-- Start of Dataset entries --
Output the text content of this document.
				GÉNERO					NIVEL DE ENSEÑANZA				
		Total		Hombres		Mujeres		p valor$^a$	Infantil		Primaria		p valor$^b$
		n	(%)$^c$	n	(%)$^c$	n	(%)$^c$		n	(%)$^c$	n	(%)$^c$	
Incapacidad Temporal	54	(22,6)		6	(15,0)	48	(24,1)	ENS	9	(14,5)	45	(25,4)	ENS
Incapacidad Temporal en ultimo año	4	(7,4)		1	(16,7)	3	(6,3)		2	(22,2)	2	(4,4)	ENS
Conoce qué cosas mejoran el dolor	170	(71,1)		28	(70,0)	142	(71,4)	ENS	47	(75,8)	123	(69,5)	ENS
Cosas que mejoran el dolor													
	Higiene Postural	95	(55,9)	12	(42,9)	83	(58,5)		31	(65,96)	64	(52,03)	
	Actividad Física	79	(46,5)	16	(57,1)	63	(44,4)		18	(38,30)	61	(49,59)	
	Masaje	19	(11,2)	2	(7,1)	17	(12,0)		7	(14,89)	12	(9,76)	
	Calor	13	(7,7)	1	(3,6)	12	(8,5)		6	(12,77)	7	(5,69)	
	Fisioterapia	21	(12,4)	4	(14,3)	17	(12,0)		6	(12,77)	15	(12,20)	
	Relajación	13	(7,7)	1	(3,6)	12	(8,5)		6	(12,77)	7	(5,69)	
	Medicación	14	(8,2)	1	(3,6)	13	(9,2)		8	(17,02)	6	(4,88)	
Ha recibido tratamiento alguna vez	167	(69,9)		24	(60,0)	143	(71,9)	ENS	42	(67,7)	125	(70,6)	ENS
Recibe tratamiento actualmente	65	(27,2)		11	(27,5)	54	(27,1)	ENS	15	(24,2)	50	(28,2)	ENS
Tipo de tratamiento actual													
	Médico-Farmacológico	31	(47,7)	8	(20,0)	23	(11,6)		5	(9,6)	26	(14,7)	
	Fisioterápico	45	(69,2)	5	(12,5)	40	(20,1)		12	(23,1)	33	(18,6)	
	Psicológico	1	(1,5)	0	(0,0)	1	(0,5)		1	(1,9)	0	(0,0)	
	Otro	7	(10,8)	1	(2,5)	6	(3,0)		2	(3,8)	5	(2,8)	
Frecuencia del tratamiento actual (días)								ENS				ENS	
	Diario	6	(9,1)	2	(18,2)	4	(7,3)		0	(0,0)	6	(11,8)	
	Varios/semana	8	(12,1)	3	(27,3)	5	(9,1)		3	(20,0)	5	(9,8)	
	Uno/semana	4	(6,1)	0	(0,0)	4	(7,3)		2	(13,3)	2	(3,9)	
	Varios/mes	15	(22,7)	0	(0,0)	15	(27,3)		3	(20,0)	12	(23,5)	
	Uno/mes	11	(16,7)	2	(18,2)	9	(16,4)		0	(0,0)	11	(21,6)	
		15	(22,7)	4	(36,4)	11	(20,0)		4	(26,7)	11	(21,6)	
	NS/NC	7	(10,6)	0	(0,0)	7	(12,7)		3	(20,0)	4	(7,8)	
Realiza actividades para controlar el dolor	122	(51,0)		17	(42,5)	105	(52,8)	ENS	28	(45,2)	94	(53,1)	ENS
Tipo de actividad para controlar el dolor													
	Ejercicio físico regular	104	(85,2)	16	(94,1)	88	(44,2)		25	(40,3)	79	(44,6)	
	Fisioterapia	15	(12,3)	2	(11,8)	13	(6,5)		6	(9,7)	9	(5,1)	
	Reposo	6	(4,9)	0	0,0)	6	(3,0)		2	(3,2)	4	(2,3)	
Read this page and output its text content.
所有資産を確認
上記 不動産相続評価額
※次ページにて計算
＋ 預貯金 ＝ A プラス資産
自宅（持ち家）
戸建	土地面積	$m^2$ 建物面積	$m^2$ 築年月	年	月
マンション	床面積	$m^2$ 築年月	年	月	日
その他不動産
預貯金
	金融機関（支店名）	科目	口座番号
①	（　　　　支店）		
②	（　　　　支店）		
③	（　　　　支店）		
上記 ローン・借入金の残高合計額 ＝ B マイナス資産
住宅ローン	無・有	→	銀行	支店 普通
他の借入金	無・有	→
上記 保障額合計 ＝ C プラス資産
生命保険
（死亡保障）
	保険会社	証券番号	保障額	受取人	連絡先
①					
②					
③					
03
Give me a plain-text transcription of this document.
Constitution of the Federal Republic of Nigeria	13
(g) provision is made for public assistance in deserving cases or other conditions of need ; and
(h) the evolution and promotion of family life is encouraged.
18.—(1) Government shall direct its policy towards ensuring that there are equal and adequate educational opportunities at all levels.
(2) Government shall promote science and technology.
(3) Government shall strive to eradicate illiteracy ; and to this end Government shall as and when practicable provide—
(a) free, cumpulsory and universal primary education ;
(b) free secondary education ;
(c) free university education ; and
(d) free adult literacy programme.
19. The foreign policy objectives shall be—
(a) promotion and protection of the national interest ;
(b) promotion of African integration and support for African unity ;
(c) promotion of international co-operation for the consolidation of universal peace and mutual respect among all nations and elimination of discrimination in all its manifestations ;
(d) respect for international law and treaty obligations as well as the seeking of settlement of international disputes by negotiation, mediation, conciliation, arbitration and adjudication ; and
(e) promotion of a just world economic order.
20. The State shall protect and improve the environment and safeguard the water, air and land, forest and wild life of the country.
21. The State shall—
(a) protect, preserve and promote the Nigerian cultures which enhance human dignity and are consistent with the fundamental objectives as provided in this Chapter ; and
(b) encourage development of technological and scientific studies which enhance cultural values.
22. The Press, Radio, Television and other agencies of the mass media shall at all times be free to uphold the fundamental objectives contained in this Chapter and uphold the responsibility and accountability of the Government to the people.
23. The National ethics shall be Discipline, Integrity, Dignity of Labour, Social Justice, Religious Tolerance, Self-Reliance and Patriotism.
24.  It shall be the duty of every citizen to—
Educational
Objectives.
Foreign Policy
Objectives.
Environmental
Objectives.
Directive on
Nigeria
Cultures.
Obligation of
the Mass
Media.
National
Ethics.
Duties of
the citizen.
-- End of Dataset entries --
▶ Task statement
Say how many lines of the data include the string "promote". Nothing other than the number should be given.

▶ Full output
2